→ LISTED ENTRIES
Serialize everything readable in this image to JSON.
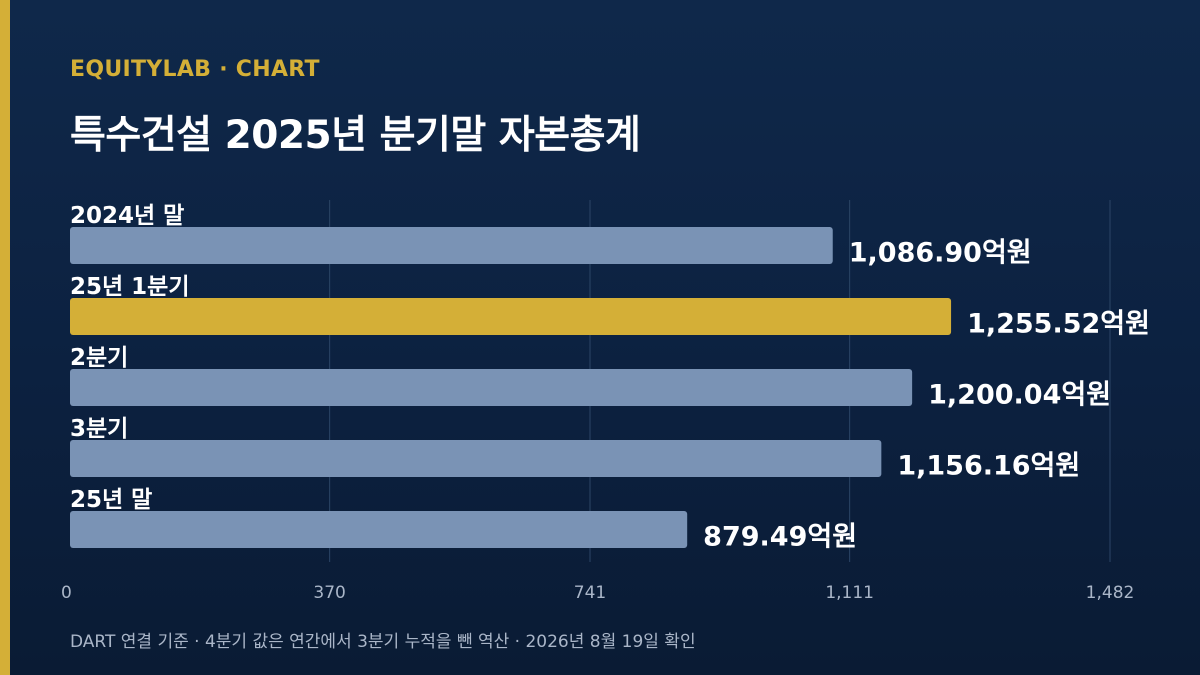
{
  "header": {
    "brand": "EQUITYLAB · CHART",
    "title": "특수건설 2025년 분기말 자본총계"
  },
  "footnote": "DART 연결 기준 · 4분기 값은 연간에서 3분기 누적을 뺀 역산 · 2026년 8월 19일 확인",
  "colors": {
    "accent": "#d4af37",
    "bar": "#7a93b5",
    "highlight": "#d4af37",
    "grid": "#2c4566"
  },
  "chart_data": {
    "type": "bar",
    "orientation": "horizontal",
    "title": "특수건설 2025년 분기말 자본총계",
    "categories": [
      "2024년 말",
      "25년 1분기",
      "2분기",
      "3분기",
      "25년 말"
    ],
    "values": [
      1086.9,
      1255.52,
      1200.04,
      1156.16,
      879.49
    ],
    "value_labels": [
      "1,086.90억원",
      "1,255.52억원",
      "1,200.04억원",
      "1,156.16억원",
      "879.49억원"
    ],
    "highlight_index": 1,
    "xlim": [
      0,
      1482
    ],
    "x_ticks": [
      0,
      370,
      741,
      1111,
      1482
    ],
    "x_tick_labels": [
      "0",
      "370",
      "741",
      "1,111",
      "1,482"
    ],
    "grid": true
  }
}
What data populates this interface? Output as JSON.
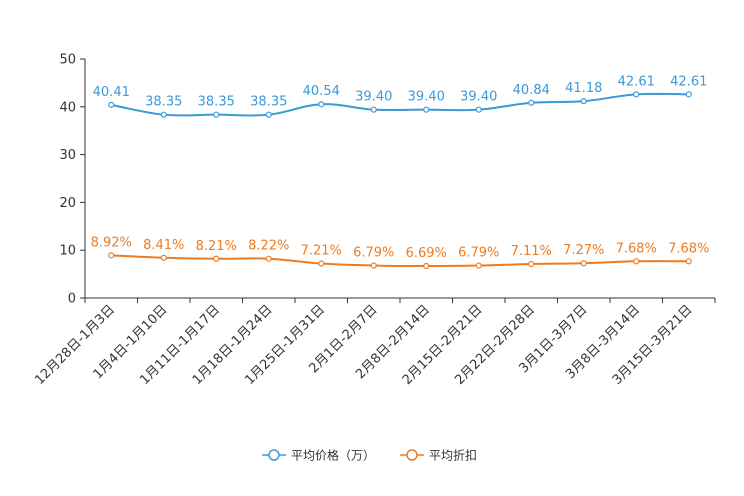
{
  "chart_data": {
    "type": "line",
    "title": "",
    "xlabel": "",
    "ylabel": "",
    "ylim": [
      0,
      50
    ],
    "yticks": [
      0,
      10,
      20,
      30,
      40,
      50
    ],
    "grid": false,
    "legend_position": "bottom-center",
    "categories": [
      "12月28日-1月3日",
      "1月4日-1月10日",
      "1月11日-1月17日",
      "1月18日-1月24日",
      "1月25日-1月31日",
      "2月1日-2月7日",
      "2月8日-2月14日",
      "2月15日-2月21日",
      "2月22日-2月28日",
      "3月1日-3月7日",
      "3月8日-3月14日",
      "3月15日-3月21日"
    ],
    "series": [
      {
        "name": "平均价格（万）",
        "color": "#3a9ad6",
        "values": [
          40.41,
          38.35,
          38.35,
          38.35,
          40.54,
          39.4,
          39.4,
          39.4,
          40.84,
          41.18,
          42.61,
          42.61
        ],
        "labels": [
          "40.41",
          "38.35",
          "38.35",
          "38.35",
          "40.54",
          "39.40",
          "39.40",
          "39.40",
          "40.84",
          "41.18",
          "42.61",
          "42.61"
        ]
      },
      {
        "name": "平均折扣",
        "color": "#f07b1e",
        "values": [
          8.92,
          8.41,
          8.21,
          8.22,
          7.21,
          6.79,
          6.69,
          6.79,
          7.11,
          7.27,
          7.68,
          7.68
        ],
        "labels": [
          "8.92%",
          "8.41%",
          "8.21%",
          "8.22%",
          "7.21%",
          "6.79%",
          "6.69%",
          "6.79%",
          "7.11%",
          "7.27%",
          "7.68%",
          "7.68%"
        ]
      }
    ]
  }
}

→ WHAT THE TASK ASKS
The records above must be transcribed exactly. Pictures are left out of the copy.

→ IN RESPONSE
Serialize everything readable in this image to JSON.
{
  "header": {
    "brand": "EQUITYLAB · CHART",
    "title": "특수건설 2025년 분기말 자본총계"
  },
  "footnote": "DART 연결 기준 · 4분기 값은 연간에서 3분기 누적을 뺀 역산 · 2026년 8월 19일 확인",
  "colors": {
    "accent": "#d4af37",
    "bar": "#7a93b5",
    "highlight": "#d4af37",
    "grid": "#2c4566"
  },
  "chart_data": {
    "type": "bar",
    "orientation": "horizontal",
    "title": "특수건설 2025년 분기말 자본총계",
    "categories": [
      "2024년 말",
      "25년 1분기",
      "2분기",
      "3분기",
      "25년 말"
    ],
    "values": [
      1086.9,
      1255.52,
      1200.04,
      1156.16,
      879.49
    ],
    "value_labels": [
      "1,086.90억원",
      "1,255.52억원",
      "1,200.04억원",
      "1,156.16억원",
      "879.49억원"
    ],
    "highlight_index": 1,
    "xlim": [
      0,
      1482
    ],
    "x_ticks": [
      0,
      370,
      741,
      1111,
      1482
    ],
    "x_tick_labels": [
      "0",
      "370",
      "741",
      "1,111",
      "1,482"
    ],
    "grid": true
  }
}
What data populates this interface? Output as JSON.
{
  "chart_data": {
    "type": "line",
    "title": "",
    "xlabel": "",
    "ylabel": "",
    "ylim": [
      0,
      50
    ],
    "yticks": [
      0,
      10,
      20,
      30,
      40,
      50
    ],
    "grid": false,
    "legend_position": "bottom-center",
    "categories": [
      "12月28日-1月3日",
      "1月4日-1月10日",
      "1月11日-1月17日",
      "1月18日-1月24日",
      "1月25日-1月31日",
      "2月1日-2月7日",
      "2月8日-2月14日",
      "2月15日-2月21日",
      "2月22日-2月28日",
      "3月1日-3月7日",
      "3月8日-3月14日",
      "3月15日-3月21日"
    ],
    "series": [
      {
        "name": "平均价格（万）",
        "color": "#3a9ad6",
        "values": [
          40.41,
          38.35,
          38.35,
          38.35,
          40.54,
          39.4,
          39.4,
          39.4,
          40.84,
          41.18,
          42.61,
          42.61
        ],
        "labels": [
          "40.41",
          "38.35",
          "38.35",
          "38.35",
          "40.54",
          "39.40",
          "39.40",
          "39.40",
          "40.84",
          "41.18",
          "42.61",
          "42.61"
        ]
      },
      {
        "name": "平均折扣",
        "color": "#f07b1e",
        "values": [
          8.92,
          8.41,
          8.21,
          8.22,
          7.21,
          6.79,
          6.69,
          6.79,
          7.11,
          7.27,
          7.68,
          7.68
        ],
        "labels": [
          "8.92%",
          "8.41%",
          "8.21%",
          "8.22%",
          "7.21%",
          "6.79%",
          "6.69%",
          "6.79%",
          "7.11%",
          "7.27%",
          "7.68%",
          "7.68%"
        ]
      }
    ]
  }
}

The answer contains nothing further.